## Prompt
Each line holding the word "accelerations" counts once; give the total and nothing more.

## Extracted entries
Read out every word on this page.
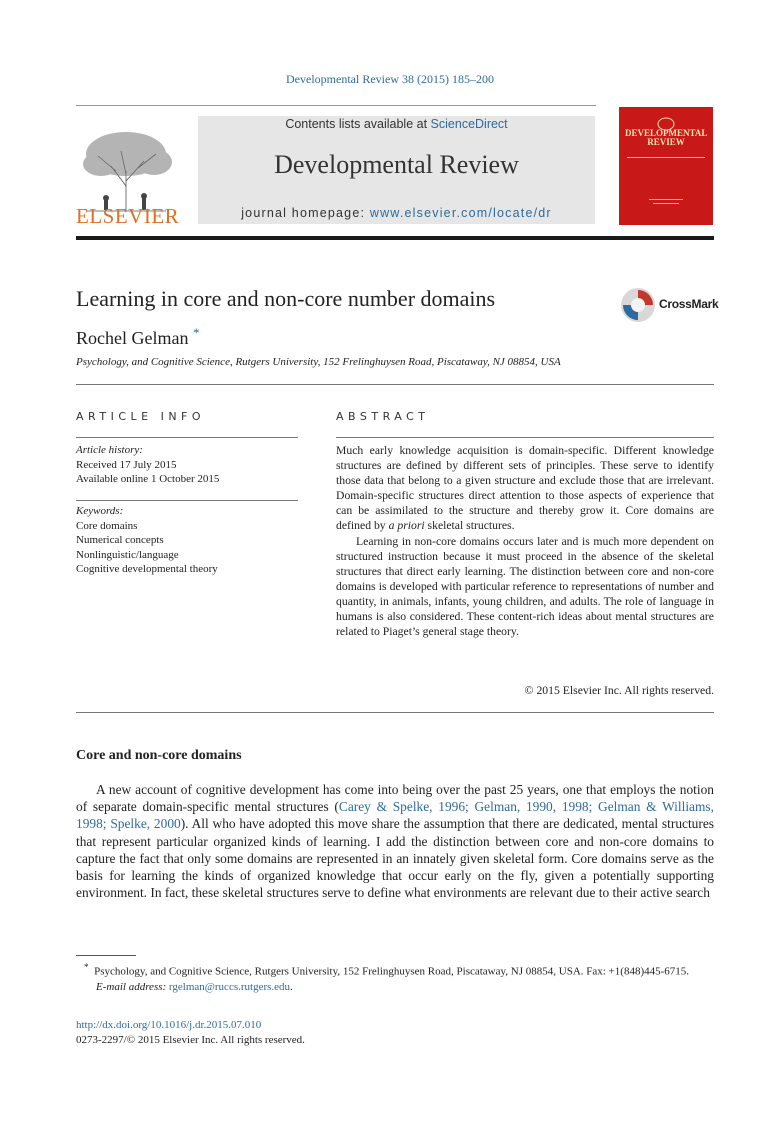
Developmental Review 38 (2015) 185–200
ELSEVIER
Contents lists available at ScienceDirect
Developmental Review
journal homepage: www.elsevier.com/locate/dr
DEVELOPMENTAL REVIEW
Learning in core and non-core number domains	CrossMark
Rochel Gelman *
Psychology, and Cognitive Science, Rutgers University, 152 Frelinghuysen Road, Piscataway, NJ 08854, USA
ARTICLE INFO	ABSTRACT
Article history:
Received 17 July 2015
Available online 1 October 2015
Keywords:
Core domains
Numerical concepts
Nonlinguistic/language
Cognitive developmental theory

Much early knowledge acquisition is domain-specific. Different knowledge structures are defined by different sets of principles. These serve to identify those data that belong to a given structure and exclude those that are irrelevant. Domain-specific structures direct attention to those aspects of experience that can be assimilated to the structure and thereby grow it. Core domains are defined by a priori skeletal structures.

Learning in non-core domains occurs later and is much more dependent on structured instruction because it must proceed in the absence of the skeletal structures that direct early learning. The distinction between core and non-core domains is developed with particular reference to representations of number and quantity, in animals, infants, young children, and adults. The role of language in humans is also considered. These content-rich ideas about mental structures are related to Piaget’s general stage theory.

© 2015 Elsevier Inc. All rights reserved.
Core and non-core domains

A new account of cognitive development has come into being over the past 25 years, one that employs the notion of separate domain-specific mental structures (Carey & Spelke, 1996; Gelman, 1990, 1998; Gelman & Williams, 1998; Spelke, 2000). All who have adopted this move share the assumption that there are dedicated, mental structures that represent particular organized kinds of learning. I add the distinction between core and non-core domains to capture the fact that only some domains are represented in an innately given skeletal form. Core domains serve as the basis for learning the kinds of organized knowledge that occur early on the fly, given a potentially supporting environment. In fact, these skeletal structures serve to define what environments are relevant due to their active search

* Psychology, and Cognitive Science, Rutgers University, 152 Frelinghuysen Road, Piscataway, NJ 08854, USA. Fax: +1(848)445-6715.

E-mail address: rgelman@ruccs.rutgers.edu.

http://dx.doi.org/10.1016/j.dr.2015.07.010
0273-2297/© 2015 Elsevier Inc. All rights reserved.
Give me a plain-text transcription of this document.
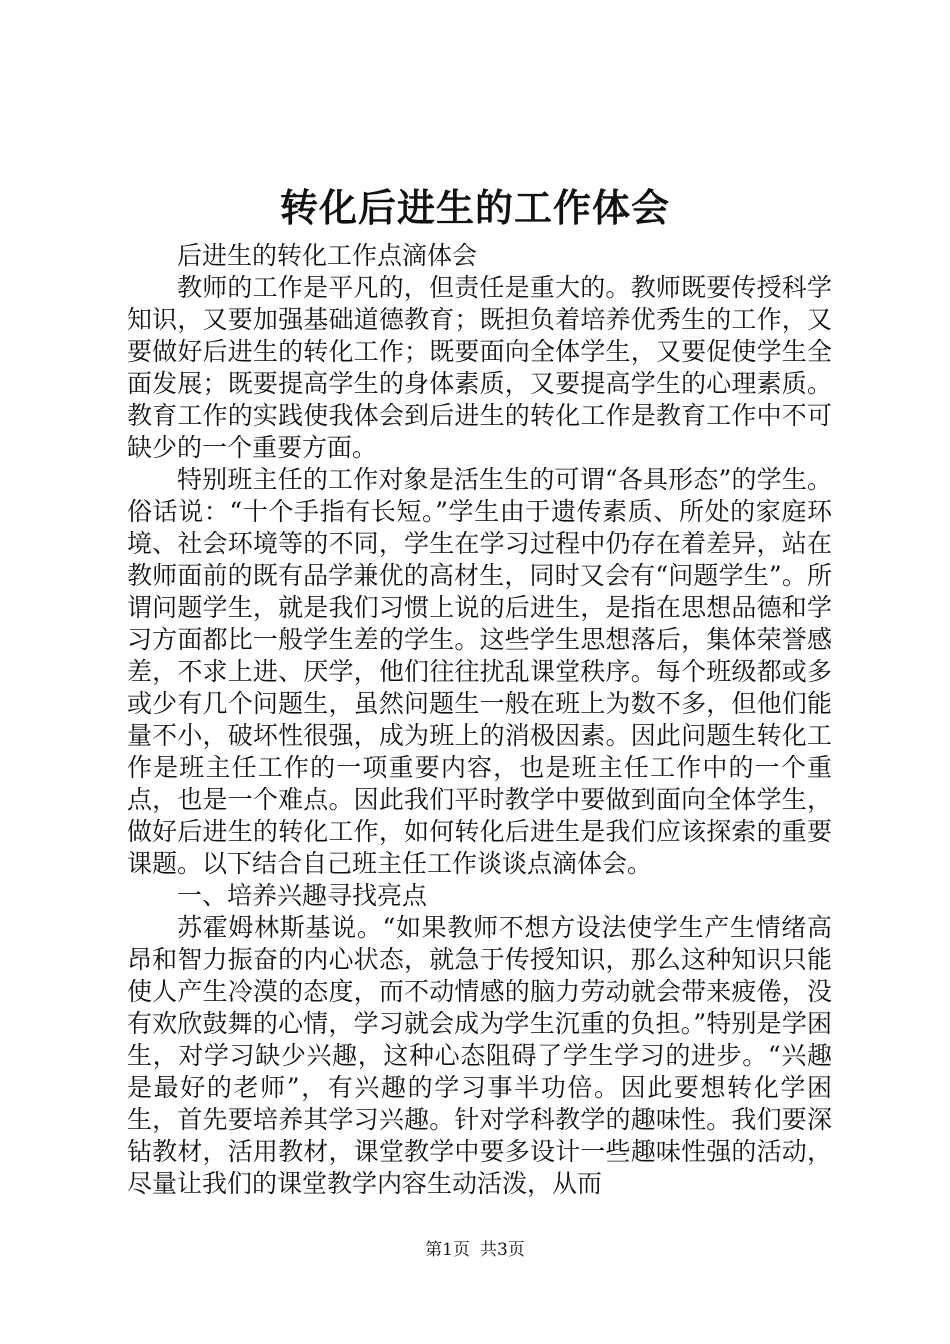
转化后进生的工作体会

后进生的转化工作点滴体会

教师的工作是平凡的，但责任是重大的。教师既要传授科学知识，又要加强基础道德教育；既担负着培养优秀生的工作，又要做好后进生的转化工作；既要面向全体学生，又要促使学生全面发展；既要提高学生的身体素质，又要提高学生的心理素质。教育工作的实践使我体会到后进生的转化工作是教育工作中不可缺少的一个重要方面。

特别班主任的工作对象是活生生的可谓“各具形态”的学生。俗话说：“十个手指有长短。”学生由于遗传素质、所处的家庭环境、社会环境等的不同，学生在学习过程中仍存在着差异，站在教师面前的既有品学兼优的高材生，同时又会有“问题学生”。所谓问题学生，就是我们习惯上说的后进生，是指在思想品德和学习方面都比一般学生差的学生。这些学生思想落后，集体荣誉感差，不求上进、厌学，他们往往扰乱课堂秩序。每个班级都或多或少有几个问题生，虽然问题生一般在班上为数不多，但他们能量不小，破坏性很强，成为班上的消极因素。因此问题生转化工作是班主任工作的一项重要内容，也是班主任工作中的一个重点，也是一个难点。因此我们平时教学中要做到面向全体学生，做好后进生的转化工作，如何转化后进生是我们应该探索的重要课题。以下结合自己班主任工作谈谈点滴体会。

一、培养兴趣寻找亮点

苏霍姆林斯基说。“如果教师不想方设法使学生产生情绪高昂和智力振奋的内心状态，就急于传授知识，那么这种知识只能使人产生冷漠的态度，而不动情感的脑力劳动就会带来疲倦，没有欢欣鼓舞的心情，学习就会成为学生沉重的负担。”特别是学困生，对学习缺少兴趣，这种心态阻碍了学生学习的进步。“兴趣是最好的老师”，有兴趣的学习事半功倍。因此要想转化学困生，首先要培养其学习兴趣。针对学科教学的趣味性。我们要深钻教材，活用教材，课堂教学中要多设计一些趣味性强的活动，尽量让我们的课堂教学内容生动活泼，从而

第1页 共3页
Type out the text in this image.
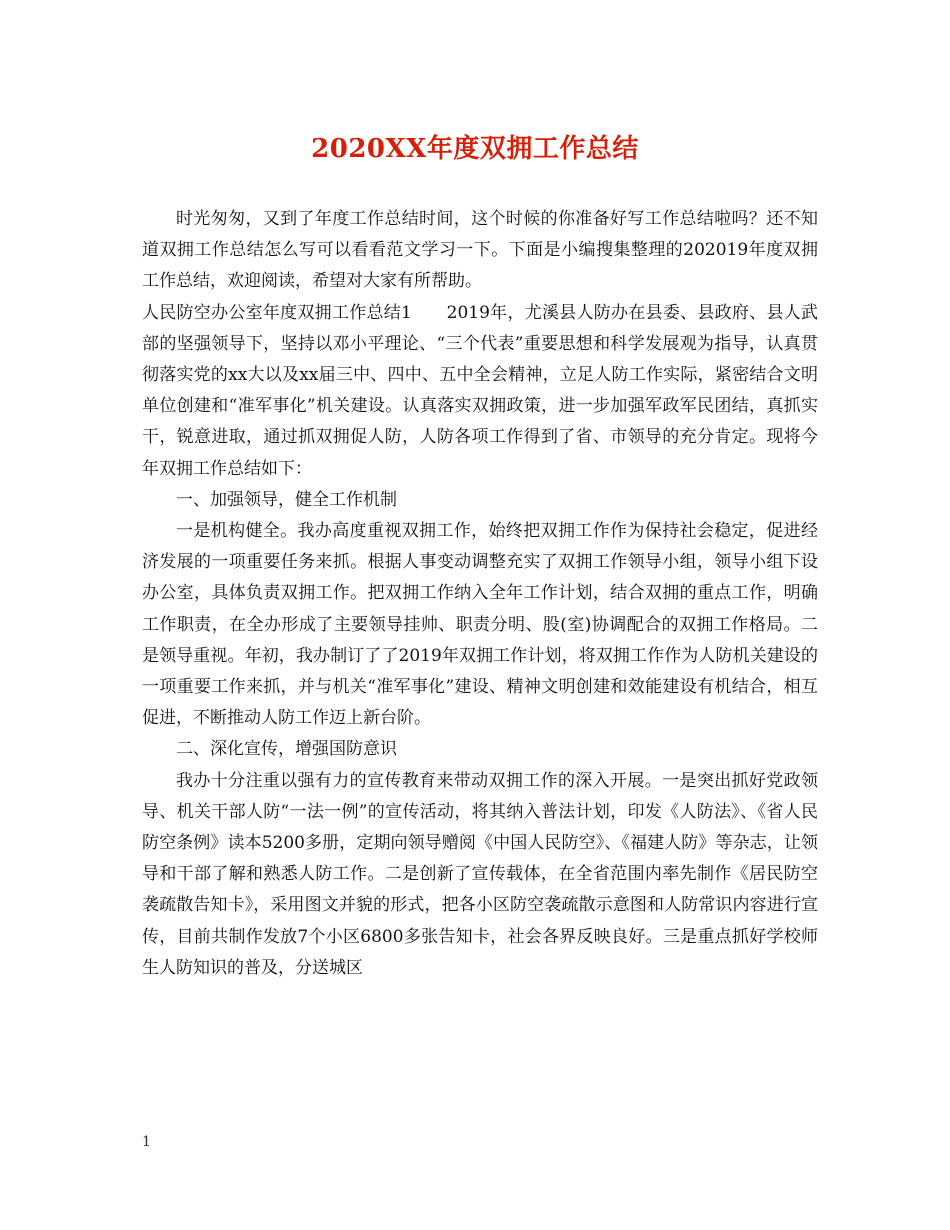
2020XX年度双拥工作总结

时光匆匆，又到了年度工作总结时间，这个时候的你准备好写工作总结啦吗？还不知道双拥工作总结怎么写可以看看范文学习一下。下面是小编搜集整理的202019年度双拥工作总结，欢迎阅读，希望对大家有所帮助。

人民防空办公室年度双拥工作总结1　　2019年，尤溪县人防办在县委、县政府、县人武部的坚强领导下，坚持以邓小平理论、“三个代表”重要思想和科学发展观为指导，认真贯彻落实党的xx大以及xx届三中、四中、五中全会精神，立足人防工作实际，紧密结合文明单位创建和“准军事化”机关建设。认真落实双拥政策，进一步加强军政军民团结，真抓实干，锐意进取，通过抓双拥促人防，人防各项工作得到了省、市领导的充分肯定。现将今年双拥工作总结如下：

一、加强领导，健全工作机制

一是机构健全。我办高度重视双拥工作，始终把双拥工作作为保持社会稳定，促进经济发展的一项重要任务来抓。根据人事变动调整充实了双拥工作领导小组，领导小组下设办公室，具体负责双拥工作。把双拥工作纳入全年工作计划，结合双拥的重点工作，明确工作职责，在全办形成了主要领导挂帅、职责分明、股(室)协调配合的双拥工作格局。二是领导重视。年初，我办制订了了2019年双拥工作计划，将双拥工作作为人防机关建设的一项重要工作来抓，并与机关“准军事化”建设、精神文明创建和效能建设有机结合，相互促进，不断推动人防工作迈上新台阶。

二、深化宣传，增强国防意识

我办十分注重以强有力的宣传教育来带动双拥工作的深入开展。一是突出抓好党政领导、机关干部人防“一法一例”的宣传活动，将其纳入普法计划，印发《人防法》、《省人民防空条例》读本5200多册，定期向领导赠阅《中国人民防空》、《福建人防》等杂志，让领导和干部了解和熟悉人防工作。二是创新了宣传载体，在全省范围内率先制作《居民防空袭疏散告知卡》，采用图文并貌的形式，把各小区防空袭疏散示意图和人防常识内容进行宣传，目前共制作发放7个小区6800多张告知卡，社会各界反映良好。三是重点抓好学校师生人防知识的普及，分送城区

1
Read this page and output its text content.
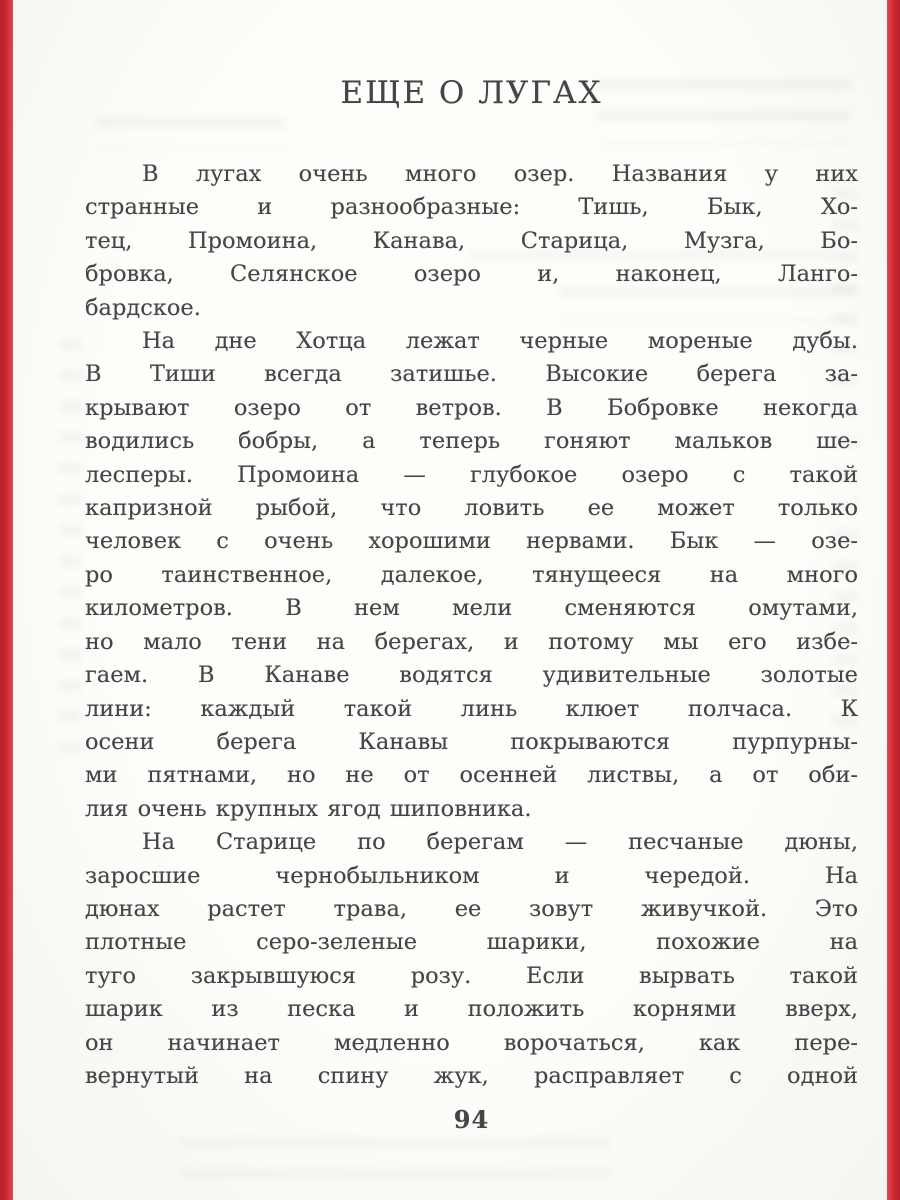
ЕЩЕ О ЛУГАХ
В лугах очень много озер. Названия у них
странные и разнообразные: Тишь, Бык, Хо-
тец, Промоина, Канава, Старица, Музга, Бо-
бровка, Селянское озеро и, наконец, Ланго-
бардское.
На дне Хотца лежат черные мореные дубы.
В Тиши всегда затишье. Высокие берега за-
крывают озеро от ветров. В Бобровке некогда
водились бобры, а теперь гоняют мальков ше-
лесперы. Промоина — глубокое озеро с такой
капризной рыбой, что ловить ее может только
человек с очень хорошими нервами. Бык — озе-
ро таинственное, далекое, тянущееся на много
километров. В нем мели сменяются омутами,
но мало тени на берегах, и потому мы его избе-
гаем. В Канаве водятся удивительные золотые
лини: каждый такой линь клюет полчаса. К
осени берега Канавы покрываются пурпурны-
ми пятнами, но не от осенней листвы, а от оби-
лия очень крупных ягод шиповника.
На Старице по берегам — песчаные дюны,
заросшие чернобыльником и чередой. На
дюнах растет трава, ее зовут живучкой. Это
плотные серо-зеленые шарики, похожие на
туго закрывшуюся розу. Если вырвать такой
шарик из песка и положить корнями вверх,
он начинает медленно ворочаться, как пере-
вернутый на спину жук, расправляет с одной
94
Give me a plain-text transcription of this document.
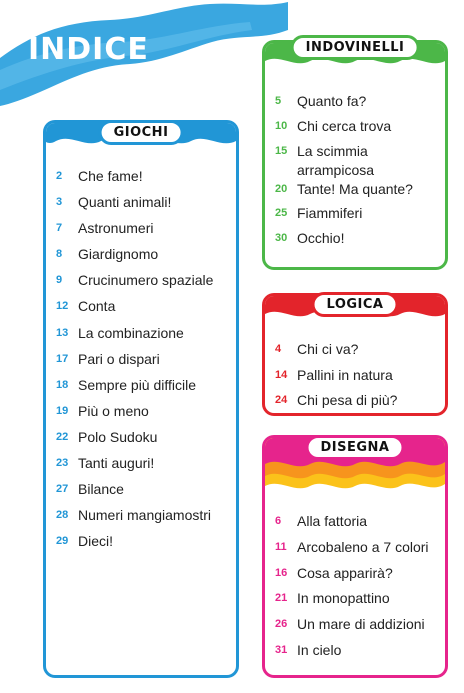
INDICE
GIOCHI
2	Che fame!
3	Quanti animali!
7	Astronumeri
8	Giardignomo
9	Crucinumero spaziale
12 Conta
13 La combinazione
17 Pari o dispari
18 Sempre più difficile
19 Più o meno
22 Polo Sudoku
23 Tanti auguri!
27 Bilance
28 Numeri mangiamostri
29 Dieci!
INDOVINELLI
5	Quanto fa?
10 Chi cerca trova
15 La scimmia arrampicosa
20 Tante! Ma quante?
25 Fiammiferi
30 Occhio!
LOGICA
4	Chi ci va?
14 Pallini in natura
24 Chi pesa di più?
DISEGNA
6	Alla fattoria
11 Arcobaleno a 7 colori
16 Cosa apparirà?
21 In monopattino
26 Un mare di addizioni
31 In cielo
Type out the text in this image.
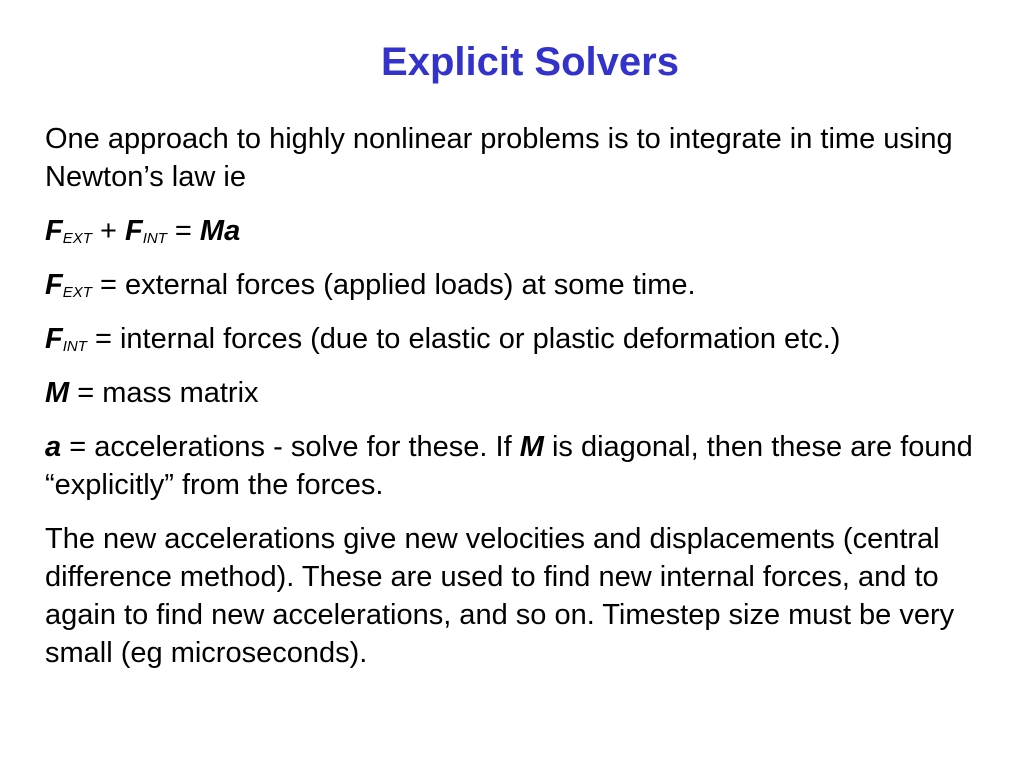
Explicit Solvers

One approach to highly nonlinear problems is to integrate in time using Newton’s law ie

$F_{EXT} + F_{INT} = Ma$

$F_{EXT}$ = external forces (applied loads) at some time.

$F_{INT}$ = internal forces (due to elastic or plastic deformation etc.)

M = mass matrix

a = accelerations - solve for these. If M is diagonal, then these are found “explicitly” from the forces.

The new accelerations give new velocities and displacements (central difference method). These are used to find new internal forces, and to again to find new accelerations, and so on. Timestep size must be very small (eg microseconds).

## Answer for this exercise
2